→ **GIVEN PROBLEM**
Every line of the data that contains the string "открытым" must be copied.

* START INPUT FOR THIS TASK *

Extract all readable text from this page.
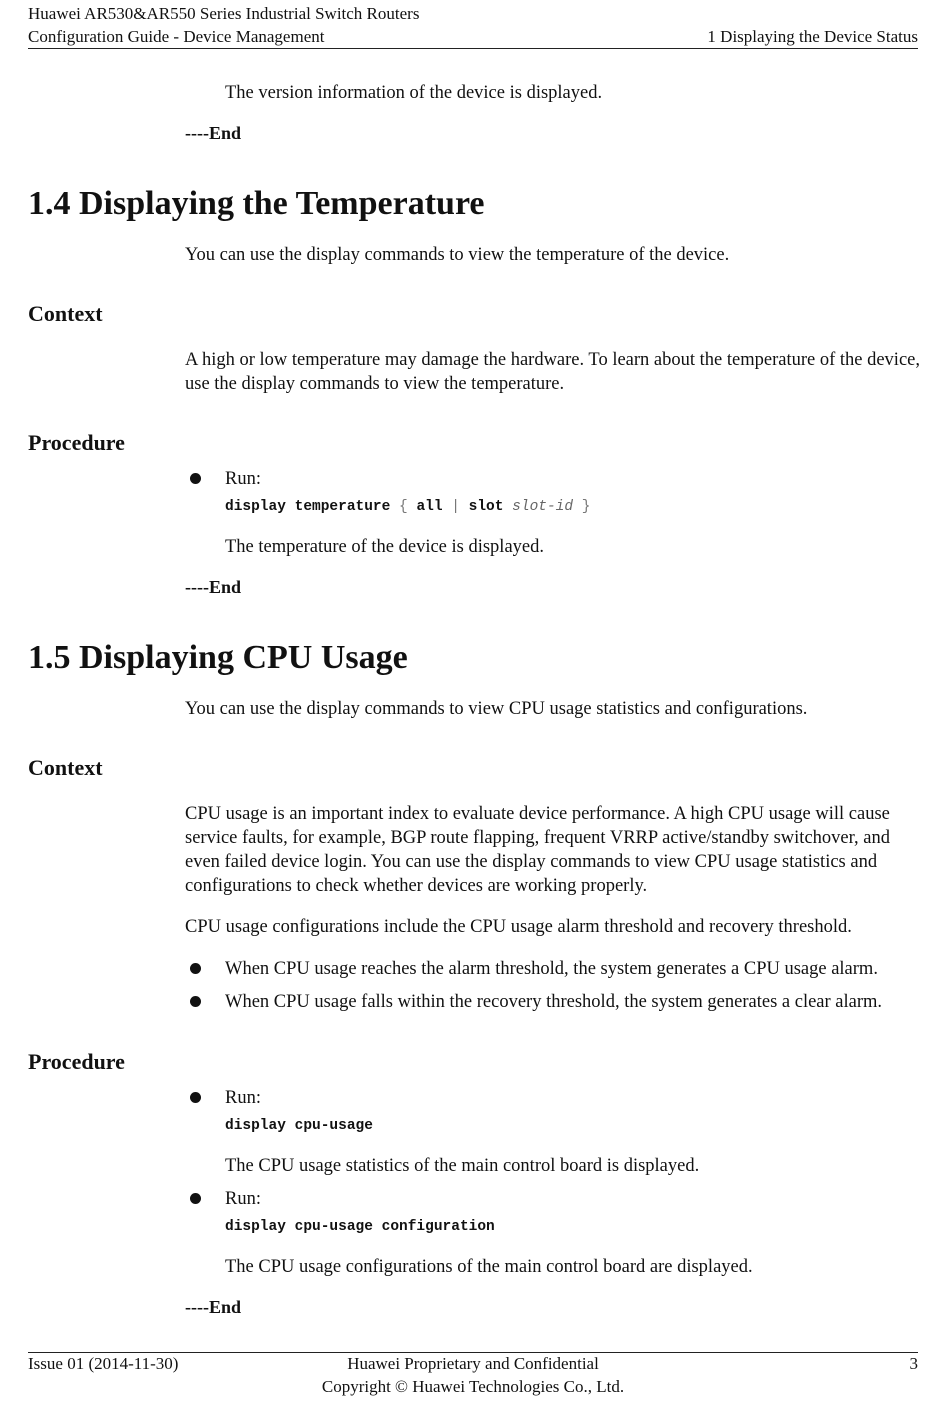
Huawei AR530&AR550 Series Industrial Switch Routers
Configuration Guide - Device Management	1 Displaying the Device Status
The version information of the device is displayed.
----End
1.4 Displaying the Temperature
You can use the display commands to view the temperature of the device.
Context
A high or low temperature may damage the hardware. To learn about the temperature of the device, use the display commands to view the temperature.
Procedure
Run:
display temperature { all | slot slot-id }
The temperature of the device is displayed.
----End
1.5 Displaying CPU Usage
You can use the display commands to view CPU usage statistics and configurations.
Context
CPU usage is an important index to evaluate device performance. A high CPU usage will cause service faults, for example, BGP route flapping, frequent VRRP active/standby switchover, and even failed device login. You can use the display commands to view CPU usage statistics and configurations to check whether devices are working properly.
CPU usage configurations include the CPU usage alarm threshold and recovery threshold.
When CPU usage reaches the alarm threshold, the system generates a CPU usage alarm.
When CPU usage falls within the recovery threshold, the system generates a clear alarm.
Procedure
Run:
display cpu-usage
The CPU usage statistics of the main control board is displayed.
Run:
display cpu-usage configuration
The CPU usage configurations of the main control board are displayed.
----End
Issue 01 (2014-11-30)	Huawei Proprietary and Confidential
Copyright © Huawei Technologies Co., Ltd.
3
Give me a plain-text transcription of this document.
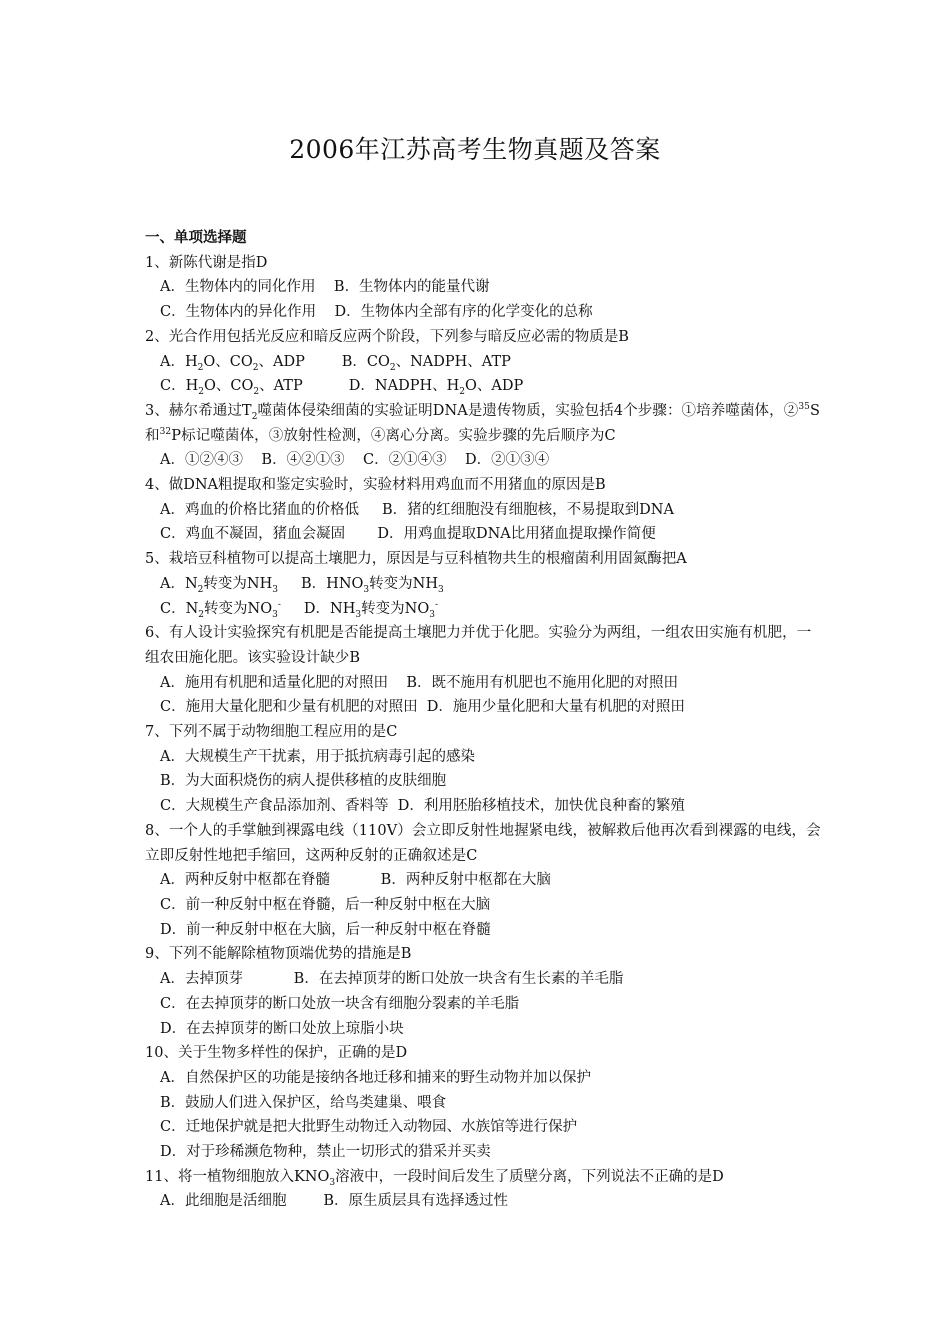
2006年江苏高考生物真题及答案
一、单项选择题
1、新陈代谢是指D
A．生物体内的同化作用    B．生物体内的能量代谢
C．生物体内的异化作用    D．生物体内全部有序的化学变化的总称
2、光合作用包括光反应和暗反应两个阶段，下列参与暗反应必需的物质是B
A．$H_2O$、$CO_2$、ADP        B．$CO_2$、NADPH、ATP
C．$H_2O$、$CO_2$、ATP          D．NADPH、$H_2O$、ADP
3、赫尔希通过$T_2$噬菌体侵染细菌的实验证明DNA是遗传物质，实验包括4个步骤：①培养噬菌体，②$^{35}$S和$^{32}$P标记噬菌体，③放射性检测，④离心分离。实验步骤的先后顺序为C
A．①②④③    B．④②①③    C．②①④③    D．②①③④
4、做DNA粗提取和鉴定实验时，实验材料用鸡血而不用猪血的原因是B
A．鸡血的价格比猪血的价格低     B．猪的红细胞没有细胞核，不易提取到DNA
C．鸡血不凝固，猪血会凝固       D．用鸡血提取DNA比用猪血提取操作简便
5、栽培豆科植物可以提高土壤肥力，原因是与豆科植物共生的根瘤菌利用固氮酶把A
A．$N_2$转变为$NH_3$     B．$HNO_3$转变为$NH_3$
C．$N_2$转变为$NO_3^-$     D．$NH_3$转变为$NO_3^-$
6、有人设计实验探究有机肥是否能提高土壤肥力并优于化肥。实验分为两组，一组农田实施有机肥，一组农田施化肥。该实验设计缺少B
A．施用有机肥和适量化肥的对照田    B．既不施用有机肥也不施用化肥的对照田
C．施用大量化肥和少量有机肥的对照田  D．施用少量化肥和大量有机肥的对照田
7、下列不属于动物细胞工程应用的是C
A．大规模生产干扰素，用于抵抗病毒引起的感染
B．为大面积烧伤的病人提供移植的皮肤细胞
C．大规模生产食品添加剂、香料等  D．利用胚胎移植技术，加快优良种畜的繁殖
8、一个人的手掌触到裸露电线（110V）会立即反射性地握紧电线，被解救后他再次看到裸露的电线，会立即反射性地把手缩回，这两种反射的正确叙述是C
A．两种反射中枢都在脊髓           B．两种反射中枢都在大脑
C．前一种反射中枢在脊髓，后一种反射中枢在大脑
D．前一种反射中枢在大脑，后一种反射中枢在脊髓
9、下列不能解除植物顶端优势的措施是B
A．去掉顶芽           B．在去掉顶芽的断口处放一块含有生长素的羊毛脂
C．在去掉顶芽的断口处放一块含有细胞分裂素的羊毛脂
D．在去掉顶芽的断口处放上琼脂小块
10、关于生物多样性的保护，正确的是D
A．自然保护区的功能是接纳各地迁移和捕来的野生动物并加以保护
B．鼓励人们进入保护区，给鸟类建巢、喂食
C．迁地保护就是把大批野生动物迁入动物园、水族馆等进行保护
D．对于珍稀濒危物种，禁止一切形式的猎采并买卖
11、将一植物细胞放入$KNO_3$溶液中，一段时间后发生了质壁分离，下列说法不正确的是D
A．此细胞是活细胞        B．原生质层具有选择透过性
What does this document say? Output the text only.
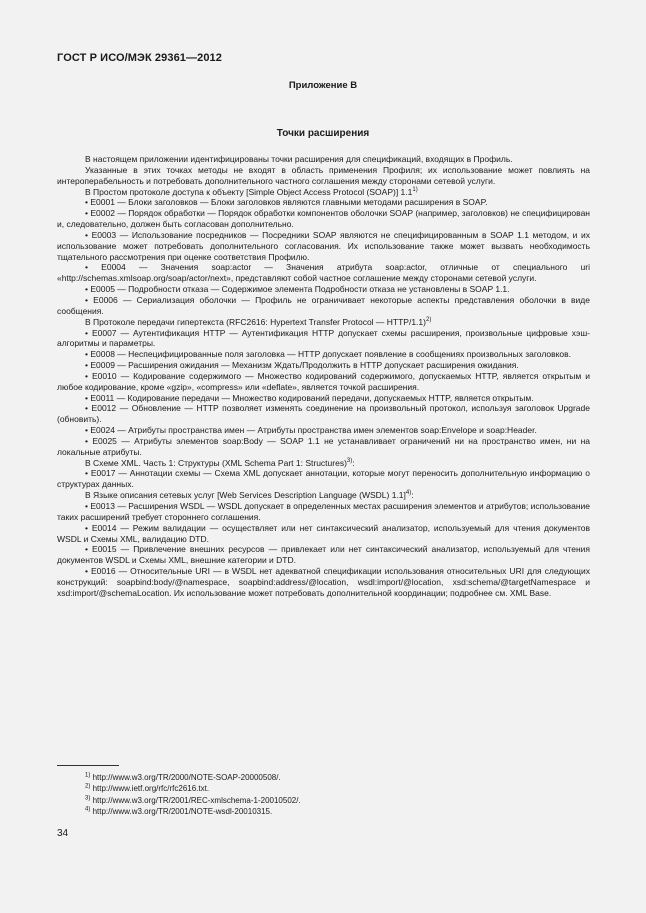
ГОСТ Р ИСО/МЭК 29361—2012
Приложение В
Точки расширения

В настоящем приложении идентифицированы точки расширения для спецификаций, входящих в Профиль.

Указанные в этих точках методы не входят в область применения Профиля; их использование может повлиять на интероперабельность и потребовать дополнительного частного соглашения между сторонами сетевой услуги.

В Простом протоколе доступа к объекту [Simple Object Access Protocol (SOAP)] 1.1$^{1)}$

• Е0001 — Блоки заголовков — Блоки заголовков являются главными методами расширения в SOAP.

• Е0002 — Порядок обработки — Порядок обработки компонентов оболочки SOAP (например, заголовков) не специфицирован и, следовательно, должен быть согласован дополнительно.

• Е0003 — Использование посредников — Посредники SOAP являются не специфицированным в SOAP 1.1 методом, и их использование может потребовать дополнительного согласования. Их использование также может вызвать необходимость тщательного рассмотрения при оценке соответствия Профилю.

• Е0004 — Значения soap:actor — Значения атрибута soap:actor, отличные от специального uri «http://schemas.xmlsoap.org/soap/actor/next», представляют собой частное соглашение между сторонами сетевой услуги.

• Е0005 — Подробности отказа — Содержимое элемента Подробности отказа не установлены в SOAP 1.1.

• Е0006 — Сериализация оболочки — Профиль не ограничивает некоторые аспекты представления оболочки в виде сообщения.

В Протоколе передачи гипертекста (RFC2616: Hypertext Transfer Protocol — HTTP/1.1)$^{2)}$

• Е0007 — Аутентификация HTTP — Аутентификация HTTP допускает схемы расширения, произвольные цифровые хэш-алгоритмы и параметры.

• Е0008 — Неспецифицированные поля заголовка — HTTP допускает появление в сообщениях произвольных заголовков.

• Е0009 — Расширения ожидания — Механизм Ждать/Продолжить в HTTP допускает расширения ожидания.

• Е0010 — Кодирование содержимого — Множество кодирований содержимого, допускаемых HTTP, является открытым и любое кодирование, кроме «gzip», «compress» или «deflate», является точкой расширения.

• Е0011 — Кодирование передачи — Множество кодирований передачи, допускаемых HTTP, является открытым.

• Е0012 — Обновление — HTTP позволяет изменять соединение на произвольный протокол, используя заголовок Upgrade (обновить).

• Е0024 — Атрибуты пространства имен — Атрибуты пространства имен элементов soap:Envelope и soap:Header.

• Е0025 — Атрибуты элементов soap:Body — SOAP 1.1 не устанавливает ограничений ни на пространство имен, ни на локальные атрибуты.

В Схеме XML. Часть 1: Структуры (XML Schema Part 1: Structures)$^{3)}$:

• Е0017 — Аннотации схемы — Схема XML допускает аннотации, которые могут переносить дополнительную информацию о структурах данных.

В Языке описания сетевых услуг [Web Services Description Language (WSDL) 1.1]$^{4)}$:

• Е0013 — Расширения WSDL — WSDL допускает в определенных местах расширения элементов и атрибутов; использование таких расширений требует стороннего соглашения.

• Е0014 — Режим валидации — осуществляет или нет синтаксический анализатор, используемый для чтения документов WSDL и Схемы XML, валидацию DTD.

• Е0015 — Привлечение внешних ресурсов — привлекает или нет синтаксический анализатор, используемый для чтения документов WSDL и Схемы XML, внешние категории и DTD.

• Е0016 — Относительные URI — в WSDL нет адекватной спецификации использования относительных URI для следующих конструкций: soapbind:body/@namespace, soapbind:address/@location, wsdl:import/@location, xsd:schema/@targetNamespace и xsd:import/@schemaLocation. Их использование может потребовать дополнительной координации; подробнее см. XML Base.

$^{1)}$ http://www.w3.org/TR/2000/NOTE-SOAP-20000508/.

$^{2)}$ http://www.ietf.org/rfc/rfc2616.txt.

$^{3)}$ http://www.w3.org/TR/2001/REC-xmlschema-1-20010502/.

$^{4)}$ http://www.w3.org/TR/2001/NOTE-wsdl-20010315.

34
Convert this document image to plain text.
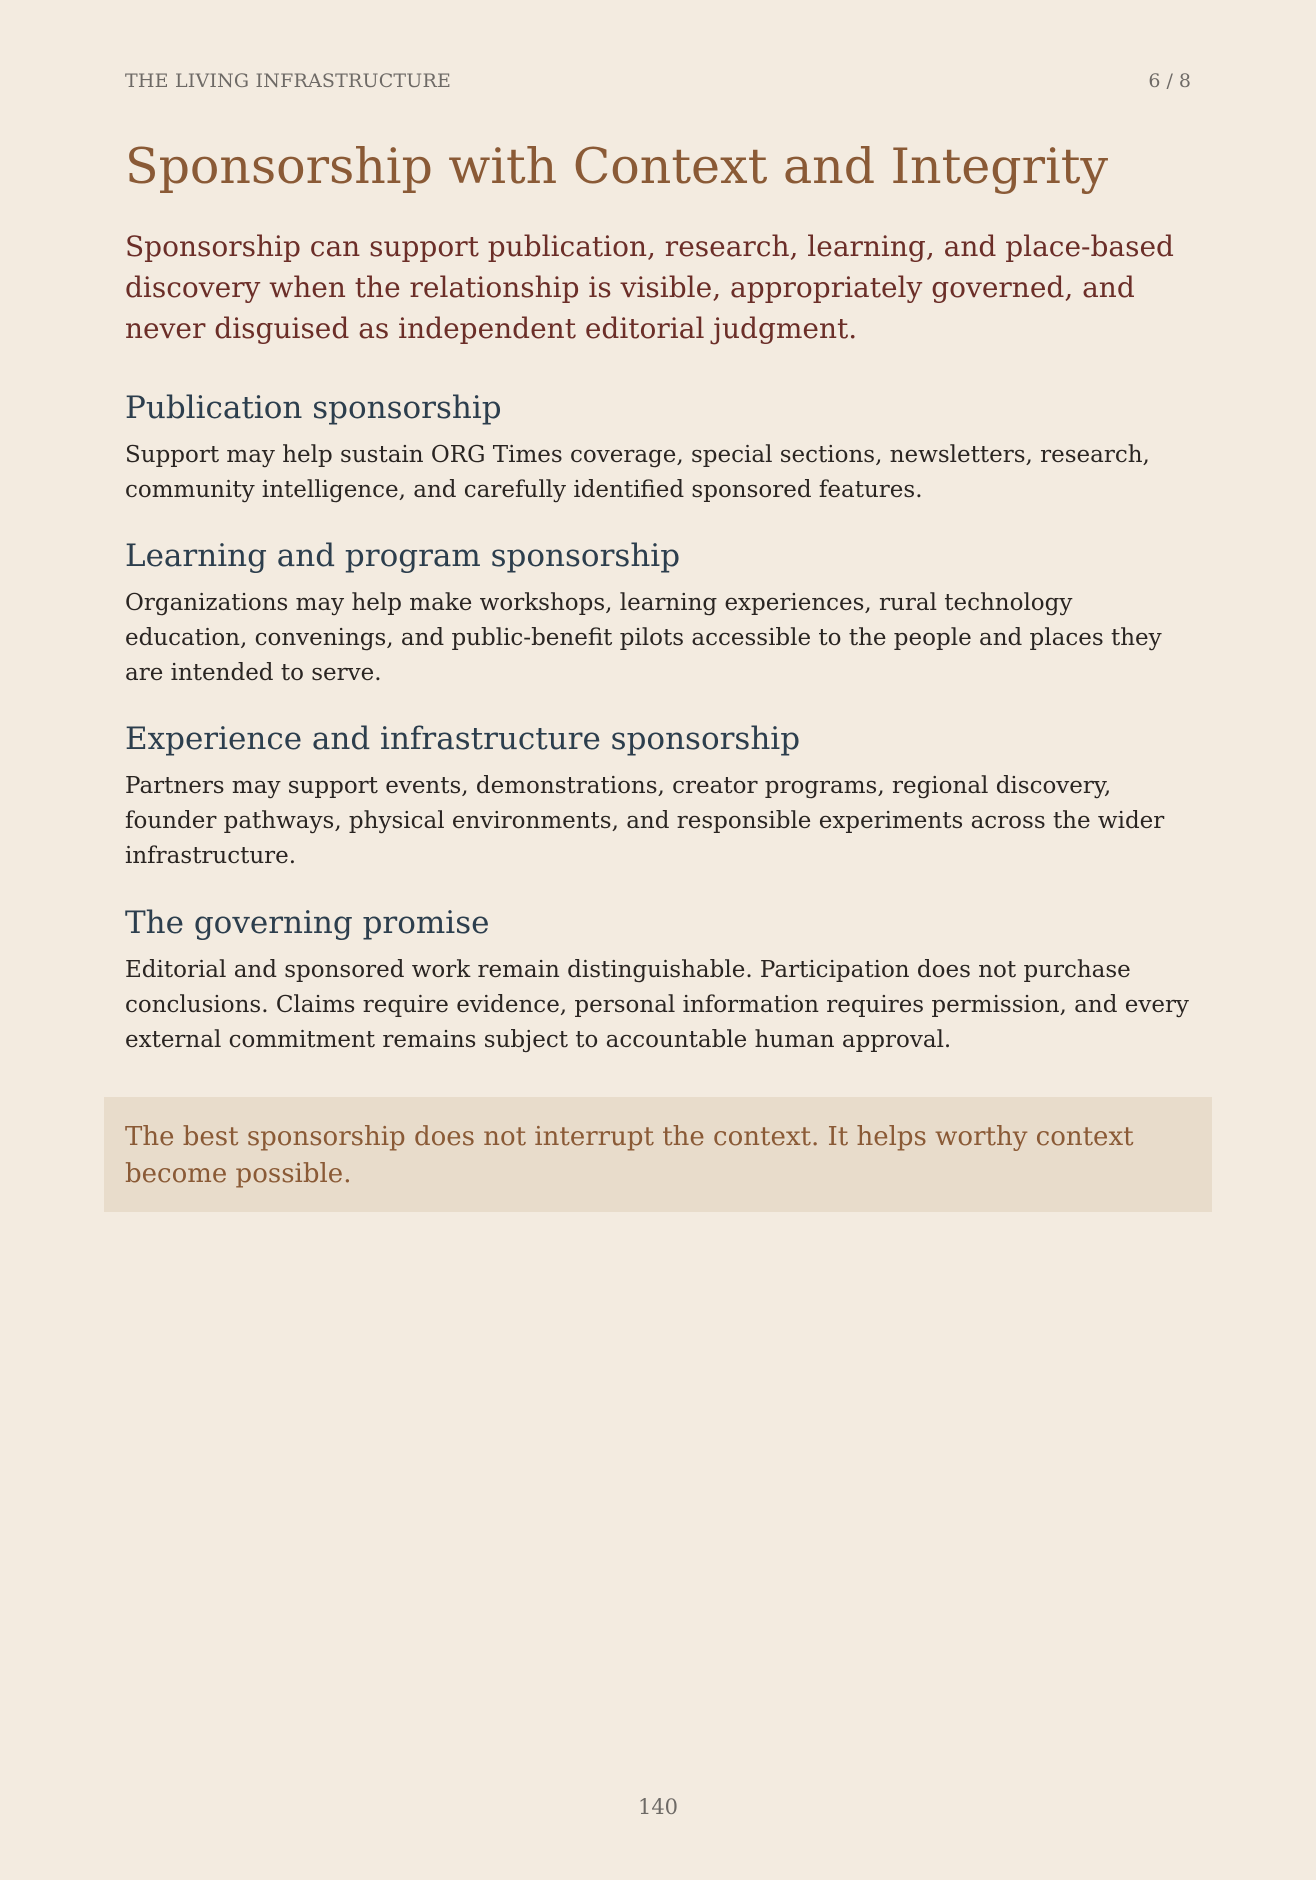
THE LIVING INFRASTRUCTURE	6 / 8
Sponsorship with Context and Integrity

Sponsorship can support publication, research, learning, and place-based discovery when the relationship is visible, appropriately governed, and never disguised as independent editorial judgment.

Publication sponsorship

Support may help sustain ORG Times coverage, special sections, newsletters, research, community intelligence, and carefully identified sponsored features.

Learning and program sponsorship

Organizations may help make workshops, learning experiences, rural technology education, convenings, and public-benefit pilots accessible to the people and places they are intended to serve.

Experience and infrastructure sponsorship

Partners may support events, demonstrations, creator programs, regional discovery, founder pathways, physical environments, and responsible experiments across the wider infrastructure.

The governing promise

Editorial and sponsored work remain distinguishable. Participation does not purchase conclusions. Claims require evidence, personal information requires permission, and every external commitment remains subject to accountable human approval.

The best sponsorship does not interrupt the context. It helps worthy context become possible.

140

* END INPUT FOR THIS TASK *

→ **ANSWER TO THE TASK**
• Е0010 — Кодирование содержимого — Множество кодирований содержимого, допускаемых HTTP, является открытым и любое кодирование, кроме «gzip», «compress» или «deflate», является точкой расширения.
• Е0011 — Кодирование передачи — Множество кодирований передачи, допускаемых HTTP, является открытым.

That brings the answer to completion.